> _What the exercise asks_
Locate the string "count" in the records below. Copy every line where it occurs.

— Start of Record extracts —

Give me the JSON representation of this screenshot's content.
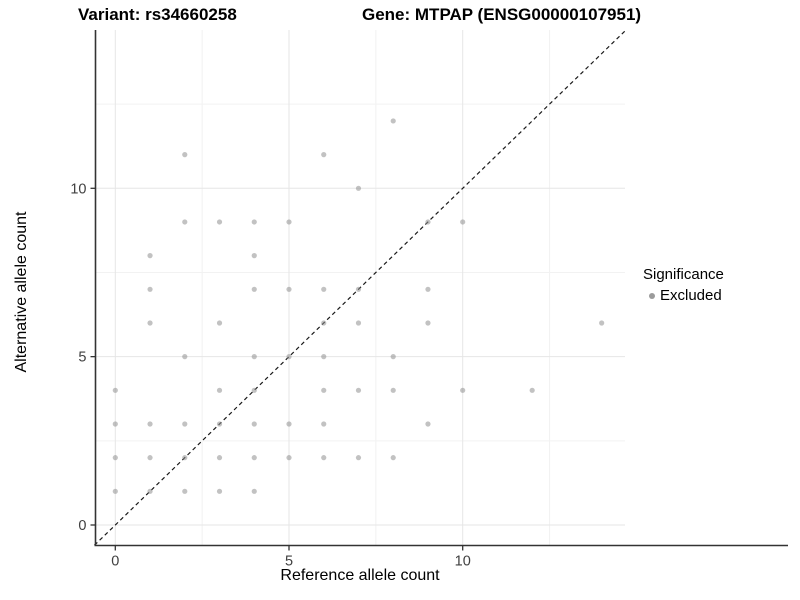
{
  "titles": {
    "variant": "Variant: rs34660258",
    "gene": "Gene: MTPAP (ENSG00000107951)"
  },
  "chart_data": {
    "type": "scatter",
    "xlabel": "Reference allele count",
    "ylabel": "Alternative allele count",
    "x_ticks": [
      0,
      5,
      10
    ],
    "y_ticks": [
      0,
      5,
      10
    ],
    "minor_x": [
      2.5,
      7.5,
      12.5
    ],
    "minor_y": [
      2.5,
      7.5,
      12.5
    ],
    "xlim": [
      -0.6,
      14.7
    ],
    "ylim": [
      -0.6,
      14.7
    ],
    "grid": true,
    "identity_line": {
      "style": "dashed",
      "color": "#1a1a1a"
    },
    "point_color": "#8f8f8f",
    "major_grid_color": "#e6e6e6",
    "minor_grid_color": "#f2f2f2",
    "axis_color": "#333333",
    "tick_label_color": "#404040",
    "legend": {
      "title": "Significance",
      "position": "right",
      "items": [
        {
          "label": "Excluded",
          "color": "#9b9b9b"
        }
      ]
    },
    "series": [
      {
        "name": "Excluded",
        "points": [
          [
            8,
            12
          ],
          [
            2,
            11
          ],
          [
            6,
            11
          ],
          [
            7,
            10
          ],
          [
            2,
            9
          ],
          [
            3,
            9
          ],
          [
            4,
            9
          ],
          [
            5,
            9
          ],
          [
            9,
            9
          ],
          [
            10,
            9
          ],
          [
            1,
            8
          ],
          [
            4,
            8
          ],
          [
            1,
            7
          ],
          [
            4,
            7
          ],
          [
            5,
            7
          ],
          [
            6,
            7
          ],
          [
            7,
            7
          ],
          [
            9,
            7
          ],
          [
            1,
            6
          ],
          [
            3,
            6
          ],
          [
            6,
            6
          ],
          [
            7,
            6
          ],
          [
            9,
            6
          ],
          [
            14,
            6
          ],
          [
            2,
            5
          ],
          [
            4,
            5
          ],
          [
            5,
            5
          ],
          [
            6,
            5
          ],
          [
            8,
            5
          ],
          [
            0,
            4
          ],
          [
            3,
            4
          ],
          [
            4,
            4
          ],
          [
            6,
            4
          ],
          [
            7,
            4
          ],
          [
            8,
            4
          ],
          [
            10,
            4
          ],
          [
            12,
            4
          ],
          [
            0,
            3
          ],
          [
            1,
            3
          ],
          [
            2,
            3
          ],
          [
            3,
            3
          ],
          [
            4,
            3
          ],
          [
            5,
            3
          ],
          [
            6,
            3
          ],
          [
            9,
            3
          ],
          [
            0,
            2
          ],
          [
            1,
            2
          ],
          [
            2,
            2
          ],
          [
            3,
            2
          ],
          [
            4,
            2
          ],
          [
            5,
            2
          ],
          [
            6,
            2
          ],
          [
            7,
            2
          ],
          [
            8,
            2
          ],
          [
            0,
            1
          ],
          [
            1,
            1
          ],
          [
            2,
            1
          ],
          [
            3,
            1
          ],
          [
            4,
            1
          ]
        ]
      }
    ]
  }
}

— End of Record extracts —

> _Result_
    "xlabel": "Reference allele count",
    "ylabel": "Alternative allele count",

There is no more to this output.